------ EXERCISE MATERIAL

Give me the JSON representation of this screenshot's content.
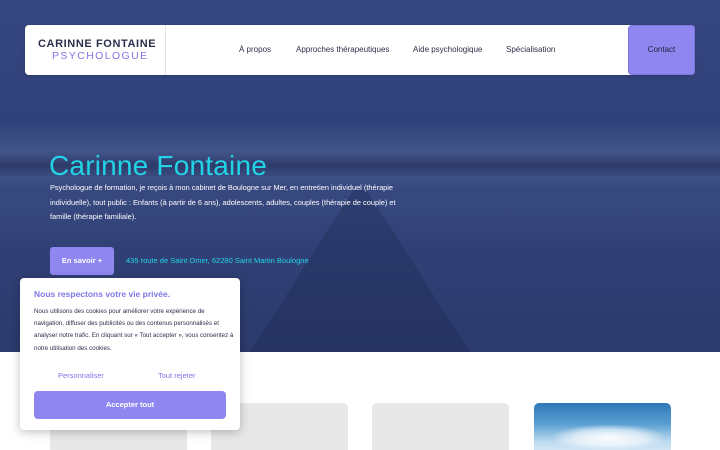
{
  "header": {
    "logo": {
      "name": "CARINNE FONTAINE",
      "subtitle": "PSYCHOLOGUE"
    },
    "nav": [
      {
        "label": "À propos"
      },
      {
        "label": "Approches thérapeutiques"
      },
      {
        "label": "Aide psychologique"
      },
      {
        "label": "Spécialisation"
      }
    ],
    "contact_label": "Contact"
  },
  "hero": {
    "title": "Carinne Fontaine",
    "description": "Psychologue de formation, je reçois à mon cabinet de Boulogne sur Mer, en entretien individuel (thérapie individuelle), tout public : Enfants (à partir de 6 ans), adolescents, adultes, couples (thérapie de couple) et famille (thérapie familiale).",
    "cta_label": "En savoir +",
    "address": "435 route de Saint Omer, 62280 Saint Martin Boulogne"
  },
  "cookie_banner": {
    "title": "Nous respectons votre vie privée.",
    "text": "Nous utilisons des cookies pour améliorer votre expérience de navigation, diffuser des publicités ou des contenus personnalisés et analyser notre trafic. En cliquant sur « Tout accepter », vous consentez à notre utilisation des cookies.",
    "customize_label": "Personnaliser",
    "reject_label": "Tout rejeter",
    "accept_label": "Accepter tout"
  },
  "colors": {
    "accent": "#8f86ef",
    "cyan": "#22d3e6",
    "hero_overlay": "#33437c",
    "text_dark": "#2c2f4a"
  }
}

------------

:: WORK TO COMPLETE ::
Repeat the listing above exactly, with no pictures.

:: RESPONSE FOR THIS EXERCISE ::
Give me the JSON representation of this screenshot's content.
{
  "header": {
    "logo": {
      "name": "CARINNE FONTAINE",
      "subtitle": "PSYCHOLOGUE"
    },
    "nav": [
      {
        "label": "À propos"
      },
      {
        "label": "Approches thérapeutiques"
      },
      {
        "label": "Aide psychologique"
      },
      {
        "label": "Spécialisation"
      }
    ],
    "contact_label": "Contact"
  },
  "hero": {
    "title": "Carinne Fontaine",
    "description": "Psychologue de formation, je reçois à mon cabinet de Boulogne sur Mer, en entretien individuel (thérapie individuelle), tout public : Enfants (à partir de 6 ans), adolescents, adultes, couples (thérapie de couple) et famille (thérapie familiale).",
    "cta_label": "En savoir +",
    "address": "435 route de Saint Omer, 62280 Saint Martin Boulogne"
  },
  "cookie_banner": {
    "title": "Nous respectons votre vie privée.",
    "text": "Nous utilisons des cookies pour améliorer votre expérience de navigation, diffuser des publicités ou des contenus personnalisés et analyser notre trafic. En cliquant sur « Tout accepter », vous consentez à notre utilisation des cookies.",
    "customize_label": "Personnaliser",
    "reject_label": "Tout rejeter",
    "accept_label": "Accepter tout"
  },
  "colors": {
    "accent": "#8f86ef",
    "cyan": "#22d3e6",
    "hero_overlay": "#33437c",
    "text_dark": "#2c2f4a"
  }
}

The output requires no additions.